OBJECTIVE: Find each line with "tank" and copy it.
begin DATA FOR THIS TASK
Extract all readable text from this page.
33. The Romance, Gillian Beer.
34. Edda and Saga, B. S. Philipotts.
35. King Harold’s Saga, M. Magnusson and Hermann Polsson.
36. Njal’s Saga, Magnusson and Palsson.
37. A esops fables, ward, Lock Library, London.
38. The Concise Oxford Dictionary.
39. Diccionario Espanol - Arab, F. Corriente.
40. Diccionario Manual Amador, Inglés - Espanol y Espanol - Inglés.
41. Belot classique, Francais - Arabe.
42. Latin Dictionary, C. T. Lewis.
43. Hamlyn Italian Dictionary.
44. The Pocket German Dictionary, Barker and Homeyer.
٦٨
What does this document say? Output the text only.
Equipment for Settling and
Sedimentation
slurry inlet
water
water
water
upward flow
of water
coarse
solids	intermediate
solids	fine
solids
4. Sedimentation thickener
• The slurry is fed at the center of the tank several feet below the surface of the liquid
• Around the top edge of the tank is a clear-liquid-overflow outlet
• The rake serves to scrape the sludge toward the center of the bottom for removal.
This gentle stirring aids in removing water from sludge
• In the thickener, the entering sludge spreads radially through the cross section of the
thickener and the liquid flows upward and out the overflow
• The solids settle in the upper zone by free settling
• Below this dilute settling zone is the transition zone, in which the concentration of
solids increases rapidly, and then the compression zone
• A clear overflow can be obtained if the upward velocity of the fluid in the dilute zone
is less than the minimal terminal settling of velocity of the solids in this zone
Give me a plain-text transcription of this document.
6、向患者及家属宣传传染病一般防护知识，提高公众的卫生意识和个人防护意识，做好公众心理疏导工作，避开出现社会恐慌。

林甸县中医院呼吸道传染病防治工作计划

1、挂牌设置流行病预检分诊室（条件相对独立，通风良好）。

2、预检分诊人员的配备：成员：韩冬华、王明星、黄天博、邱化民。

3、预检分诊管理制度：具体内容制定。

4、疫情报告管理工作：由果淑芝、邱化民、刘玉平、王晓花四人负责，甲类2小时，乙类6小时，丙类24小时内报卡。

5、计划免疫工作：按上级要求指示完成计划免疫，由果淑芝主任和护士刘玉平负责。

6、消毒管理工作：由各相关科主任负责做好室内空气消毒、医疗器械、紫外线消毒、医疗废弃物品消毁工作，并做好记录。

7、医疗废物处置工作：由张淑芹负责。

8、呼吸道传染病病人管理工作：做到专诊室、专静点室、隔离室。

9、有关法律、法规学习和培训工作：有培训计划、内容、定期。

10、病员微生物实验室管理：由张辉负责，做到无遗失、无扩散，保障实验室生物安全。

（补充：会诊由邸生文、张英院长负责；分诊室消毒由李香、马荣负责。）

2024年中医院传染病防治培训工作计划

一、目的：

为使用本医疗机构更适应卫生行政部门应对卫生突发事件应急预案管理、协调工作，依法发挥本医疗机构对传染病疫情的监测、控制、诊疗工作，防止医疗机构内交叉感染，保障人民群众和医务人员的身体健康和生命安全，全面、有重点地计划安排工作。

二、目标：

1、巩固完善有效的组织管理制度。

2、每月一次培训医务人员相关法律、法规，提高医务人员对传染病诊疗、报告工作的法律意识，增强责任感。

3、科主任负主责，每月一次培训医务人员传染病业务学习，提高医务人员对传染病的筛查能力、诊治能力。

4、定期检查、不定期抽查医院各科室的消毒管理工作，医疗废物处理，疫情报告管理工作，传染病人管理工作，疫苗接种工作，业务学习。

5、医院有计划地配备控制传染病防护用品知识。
end DATA FOR THIS TASK
THE REPLY:
• The slurry is fed at the center of the tank several feet below the surface of the liquid
• Around the top edge of the tank is a clear-liquid-overflow outlet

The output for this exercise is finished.